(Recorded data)
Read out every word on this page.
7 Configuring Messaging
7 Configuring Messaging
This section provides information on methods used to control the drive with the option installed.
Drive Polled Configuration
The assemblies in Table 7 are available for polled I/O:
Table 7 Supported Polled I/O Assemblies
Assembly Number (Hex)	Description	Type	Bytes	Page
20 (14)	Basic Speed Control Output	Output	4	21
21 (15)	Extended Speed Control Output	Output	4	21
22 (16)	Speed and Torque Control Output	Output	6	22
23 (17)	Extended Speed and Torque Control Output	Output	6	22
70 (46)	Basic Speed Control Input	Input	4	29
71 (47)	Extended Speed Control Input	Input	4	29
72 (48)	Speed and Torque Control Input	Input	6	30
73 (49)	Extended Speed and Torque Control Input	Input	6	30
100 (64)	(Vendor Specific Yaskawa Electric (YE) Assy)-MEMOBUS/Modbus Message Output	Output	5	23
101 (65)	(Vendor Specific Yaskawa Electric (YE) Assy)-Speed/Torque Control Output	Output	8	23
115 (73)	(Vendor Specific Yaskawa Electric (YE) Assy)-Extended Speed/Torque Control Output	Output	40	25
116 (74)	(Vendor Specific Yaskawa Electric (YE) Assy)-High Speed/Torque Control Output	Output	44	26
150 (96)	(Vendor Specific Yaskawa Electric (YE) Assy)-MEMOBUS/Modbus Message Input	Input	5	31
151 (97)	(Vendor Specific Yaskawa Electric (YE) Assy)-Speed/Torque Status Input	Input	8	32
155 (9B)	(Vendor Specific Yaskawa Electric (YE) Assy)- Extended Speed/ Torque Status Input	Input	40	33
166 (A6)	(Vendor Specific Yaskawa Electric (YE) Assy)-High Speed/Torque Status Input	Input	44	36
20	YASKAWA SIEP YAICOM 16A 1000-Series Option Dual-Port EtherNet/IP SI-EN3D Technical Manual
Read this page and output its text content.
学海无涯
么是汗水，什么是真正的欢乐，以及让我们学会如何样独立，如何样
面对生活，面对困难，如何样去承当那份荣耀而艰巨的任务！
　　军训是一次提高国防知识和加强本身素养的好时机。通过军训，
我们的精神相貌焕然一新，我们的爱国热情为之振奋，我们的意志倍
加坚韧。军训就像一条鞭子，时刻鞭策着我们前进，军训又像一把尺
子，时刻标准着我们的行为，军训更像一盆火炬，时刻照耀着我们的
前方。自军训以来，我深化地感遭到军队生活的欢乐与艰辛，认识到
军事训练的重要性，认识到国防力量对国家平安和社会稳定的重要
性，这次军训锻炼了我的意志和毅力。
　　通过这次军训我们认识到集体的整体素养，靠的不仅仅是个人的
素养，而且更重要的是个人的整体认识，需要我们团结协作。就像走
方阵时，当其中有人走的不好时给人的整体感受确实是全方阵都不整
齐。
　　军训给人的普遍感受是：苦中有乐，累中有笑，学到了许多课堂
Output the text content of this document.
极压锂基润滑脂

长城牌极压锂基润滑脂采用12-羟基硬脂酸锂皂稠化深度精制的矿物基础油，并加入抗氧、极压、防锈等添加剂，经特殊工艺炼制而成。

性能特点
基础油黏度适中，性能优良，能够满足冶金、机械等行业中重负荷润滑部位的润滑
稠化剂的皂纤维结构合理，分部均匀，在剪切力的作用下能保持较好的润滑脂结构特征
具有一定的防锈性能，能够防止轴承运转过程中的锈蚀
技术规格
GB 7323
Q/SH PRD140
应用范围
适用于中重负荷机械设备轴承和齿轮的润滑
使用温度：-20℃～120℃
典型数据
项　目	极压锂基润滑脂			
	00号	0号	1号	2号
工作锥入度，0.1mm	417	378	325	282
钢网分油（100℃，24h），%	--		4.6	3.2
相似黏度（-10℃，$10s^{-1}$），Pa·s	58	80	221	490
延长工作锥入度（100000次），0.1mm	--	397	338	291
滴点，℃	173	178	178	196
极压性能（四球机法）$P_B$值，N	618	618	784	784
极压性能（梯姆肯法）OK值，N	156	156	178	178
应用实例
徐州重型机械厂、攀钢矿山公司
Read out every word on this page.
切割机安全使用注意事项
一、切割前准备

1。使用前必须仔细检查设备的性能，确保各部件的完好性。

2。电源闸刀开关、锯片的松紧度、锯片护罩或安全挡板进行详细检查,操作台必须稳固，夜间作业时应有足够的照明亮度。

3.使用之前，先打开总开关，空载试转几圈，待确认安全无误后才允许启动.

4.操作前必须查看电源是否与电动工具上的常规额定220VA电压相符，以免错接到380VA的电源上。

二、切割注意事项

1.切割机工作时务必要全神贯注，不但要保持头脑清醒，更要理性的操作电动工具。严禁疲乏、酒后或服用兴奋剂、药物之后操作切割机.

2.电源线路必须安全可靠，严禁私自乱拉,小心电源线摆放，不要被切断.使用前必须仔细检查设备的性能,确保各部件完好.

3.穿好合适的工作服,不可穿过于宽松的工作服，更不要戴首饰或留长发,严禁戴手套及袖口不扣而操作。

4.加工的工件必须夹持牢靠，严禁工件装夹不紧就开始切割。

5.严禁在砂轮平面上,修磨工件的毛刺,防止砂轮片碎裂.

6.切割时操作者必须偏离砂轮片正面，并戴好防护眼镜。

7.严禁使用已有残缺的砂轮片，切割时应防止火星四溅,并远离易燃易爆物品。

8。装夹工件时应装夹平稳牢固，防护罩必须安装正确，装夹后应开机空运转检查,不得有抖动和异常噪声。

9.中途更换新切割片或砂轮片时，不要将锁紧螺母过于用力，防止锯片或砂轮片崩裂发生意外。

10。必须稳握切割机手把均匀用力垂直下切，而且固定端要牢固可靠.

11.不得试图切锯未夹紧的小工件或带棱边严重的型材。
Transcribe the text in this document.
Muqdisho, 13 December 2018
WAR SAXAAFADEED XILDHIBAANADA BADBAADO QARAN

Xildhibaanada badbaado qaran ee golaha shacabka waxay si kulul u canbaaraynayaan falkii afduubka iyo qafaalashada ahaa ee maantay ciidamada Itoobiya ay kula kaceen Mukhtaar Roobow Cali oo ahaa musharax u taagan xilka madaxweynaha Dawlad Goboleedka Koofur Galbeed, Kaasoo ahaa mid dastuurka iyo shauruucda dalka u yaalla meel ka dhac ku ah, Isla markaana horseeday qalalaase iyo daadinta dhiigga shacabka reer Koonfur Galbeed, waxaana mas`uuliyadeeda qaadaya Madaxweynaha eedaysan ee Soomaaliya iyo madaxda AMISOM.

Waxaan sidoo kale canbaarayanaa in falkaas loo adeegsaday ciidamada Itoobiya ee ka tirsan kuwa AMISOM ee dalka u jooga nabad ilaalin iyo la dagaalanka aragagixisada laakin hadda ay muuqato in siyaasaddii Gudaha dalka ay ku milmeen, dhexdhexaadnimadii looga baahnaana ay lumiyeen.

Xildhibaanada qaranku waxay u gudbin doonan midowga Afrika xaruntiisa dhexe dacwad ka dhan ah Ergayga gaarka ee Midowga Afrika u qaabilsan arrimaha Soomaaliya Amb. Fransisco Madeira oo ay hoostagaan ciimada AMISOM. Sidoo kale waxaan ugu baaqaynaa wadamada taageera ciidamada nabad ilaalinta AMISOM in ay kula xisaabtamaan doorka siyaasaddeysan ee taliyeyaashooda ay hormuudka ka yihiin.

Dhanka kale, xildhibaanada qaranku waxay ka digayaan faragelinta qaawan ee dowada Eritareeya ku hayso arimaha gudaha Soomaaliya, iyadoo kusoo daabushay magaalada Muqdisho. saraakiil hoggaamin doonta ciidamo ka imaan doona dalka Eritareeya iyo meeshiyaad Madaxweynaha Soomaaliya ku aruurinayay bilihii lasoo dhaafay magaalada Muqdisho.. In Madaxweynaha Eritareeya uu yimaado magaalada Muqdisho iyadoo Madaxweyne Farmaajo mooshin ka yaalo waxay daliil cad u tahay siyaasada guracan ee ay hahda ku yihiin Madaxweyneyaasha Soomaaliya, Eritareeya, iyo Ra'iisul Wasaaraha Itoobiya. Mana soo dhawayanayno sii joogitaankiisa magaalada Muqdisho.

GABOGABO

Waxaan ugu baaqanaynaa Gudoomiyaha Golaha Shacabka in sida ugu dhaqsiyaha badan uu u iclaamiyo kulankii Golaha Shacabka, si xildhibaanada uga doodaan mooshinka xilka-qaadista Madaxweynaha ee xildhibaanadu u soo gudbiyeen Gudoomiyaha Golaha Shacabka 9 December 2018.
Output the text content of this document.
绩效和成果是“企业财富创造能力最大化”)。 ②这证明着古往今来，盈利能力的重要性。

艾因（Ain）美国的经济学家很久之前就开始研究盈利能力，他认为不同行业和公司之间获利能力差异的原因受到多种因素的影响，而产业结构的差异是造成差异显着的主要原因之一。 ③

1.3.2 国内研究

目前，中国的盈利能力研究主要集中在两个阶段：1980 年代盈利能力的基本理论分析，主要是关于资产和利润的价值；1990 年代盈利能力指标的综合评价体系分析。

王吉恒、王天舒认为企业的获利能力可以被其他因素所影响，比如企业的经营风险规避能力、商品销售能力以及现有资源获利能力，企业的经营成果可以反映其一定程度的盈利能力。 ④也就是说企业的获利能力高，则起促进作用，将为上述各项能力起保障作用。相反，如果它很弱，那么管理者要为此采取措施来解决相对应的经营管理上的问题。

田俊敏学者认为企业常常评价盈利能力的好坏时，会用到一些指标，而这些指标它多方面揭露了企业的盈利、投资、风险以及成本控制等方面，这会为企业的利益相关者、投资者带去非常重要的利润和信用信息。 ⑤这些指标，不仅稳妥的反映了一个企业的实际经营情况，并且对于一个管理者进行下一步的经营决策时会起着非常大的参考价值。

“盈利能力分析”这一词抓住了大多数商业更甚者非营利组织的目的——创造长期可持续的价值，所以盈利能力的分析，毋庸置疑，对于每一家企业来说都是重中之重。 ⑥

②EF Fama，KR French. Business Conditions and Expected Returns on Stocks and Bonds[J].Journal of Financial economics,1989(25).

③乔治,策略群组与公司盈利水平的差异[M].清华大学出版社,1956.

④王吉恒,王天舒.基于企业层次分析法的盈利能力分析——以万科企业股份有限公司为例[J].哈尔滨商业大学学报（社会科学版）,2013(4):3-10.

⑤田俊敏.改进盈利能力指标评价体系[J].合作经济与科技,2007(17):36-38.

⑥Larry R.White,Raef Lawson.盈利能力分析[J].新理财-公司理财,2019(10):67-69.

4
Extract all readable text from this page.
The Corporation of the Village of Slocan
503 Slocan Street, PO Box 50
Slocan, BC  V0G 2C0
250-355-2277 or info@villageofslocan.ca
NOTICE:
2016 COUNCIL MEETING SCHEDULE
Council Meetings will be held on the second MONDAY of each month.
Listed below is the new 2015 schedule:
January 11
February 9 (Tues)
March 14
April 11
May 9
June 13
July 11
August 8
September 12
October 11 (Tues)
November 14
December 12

Written instruction
Go through the lines above. Select every one that has the string "Table".

Solution below
The assemblies in Table 7 are available for polled I/O:
Table 7 Supported Polled I/O Assemblies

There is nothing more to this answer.